— Start of Available records —

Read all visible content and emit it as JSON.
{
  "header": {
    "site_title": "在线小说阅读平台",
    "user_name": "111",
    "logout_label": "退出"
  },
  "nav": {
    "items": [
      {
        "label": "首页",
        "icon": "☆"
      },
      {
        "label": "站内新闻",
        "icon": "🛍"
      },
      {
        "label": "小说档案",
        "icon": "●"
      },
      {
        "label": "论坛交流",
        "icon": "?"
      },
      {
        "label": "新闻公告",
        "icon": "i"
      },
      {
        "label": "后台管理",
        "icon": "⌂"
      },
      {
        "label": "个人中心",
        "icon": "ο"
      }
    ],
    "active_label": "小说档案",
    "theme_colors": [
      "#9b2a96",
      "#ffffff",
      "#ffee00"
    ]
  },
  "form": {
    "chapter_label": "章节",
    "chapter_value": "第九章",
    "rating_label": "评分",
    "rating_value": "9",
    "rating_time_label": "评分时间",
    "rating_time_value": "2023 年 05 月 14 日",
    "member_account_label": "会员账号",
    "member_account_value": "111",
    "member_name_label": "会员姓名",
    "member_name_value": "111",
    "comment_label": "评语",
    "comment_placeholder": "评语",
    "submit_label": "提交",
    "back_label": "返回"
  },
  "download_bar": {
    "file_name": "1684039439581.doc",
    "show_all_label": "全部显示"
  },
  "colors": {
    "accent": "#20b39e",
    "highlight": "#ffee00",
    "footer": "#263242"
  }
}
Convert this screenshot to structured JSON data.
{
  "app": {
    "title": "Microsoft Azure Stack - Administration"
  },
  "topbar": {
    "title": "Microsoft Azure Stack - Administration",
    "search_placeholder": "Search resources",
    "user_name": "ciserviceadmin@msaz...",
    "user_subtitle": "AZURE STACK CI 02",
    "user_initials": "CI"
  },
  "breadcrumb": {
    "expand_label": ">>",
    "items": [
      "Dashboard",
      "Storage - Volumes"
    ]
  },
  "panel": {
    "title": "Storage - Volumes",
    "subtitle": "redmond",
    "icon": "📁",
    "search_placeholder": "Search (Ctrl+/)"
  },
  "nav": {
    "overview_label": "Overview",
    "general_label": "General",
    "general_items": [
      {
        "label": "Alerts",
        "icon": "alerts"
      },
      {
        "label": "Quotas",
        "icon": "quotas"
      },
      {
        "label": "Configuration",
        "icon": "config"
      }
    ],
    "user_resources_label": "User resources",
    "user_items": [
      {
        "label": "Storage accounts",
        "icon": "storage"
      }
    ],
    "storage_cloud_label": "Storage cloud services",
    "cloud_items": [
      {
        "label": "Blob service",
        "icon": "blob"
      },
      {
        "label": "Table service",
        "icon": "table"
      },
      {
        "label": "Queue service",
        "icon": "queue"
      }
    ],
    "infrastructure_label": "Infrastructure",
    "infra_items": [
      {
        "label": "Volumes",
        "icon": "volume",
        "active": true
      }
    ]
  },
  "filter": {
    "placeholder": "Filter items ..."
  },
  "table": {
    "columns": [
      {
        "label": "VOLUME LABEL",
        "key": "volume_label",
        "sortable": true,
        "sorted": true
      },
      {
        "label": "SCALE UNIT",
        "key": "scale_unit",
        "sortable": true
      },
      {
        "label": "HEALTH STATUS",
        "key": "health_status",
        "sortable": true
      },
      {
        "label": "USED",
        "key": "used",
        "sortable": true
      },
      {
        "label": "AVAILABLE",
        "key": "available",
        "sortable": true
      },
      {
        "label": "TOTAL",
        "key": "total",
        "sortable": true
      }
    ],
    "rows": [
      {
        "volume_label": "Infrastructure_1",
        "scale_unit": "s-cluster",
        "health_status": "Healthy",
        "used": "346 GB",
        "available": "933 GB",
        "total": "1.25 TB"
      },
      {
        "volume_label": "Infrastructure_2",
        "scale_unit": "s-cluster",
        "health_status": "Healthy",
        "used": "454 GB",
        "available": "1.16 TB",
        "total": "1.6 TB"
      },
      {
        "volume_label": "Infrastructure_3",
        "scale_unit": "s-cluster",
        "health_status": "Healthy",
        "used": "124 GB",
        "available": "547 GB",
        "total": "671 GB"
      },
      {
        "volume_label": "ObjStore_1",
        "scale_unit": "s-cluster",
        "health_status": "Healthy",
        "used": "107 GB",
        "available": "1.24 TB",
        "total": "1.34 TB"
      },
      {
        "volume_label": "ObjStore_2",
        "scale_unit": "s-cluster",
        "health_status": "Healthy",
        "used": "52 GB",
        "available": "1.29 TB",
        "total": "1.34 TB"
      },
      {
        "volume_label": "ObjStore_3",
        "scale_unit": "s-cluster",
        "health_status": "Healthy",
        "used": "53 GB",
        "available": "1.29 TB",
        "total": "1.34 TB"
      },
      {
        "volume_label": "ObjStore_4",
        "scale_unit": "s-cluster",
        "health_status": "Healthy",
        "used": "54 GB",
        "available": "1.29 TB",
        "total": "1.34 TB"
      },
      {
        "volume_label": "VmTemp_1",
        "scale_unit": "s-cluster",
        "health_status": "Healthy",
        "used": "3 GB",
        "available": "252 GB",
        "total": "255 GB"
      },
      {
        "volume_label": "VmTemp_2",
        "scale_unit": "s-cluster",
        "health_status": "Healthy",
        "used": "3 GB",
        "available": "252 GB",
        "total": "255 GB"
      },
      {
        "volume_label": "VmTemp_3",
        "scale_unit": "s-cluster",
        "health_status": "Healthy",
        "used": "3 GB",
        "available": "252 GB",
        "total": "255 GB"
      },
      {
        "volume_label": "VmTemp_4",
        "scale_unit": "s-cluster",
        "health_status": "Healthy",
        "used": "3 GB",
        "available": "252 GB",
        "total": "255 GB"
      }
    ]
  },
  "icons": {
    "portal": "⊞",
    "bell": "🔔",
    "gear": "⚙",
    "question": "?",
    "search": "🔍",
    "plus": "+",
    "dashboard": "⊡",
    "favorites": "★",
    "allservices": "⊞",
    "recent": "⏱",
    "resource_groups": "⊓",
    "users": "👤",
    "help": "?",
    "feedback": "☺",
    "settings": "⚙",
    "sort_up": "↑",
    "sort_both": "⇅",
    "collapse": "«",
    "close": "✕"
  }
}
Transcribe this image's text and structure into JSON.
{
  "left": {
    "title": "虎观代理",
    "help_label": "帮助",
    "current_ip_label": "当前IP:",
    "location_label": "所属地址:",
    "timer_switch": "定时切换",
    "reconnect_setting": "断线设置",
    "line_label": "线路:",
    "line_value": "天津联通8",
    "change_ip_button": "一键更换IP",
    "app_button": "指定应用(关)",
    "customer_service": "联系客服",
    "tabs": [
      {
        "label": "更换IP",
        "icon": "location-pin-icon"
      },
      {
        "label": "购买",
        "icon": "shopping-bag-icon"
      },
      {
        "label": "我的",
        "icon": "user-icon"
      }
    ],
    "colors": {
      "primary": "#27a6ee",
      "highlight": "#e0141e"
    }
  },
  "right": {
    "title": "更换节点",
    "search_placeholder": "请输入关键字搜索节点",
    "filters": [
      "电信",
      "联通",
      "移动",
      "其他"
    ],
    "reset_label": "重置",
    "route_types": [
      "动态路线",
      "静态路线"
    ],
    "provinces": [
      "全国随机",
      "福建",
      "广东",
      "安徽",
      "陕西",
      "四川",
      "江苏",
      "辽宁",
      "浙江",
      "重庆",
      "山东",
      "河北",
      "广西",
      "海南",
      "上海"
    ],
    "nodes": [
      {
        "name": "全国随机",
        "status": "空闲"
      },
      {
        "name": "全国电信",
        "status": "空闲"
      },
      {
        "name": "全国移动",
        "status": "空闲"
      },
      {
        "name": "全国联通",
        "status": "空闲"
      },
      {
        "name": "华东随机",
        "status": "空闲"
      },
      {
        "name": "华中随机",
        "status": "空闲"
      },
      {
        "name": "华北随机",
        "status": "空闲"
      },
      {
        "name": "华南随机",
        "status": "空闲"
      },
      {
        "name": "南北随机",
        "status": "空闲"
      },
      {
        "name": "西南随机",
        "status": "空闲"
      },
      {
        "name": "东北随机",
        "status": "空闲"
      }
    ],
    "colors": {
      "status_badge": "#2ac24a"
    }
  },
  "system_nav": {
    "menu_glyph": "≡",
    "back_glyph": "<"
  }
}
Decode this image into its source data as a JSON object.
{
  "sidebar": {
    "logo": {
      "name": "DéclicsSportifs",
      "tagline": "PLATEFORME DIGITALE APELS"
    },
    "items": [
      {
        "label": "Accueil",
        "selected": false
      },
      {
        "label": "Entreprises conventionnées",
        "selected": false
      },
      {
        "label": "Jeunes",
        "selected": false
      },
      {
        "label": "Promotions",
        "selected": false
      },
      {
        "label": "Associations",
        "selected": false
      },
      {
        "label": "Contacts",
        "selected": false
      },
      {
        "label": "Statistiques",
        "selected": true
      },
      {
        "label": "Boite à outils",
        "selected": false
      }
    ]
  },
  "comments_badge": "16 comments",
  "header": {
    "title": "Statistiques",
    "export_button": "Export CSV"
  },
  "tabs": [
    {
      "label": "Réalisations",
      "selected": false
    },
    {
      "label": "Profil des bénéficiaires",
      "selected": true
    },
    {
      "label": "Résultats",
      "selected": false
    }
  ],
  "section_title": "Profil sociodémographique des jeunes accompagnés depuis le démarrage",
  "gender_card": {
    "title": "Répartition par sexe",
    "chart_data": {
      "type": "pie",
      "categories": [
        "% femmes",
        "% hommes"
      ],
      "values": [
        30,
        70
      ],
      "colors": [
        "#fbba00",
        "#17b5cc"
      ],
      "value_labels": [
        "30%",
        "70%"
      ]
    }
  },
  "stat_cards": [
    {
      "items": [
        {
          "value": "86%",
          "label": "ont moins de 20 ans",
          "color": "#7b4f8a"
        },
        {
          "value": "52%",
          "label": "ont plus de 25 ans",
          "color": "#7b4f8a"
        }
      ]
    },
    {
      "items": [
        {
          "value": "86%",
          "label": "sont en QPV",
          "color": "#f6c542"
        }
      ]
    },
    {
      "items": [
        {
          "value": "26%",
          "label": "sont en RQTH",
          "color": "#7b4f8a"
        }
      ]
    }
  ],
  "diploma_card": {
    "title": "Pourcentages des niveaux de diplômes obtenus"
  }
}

— End of Available records —

* What you will do *
Say how many lines in the records hold the string "highlight", and say nothing else.

* Response for this exercise *
2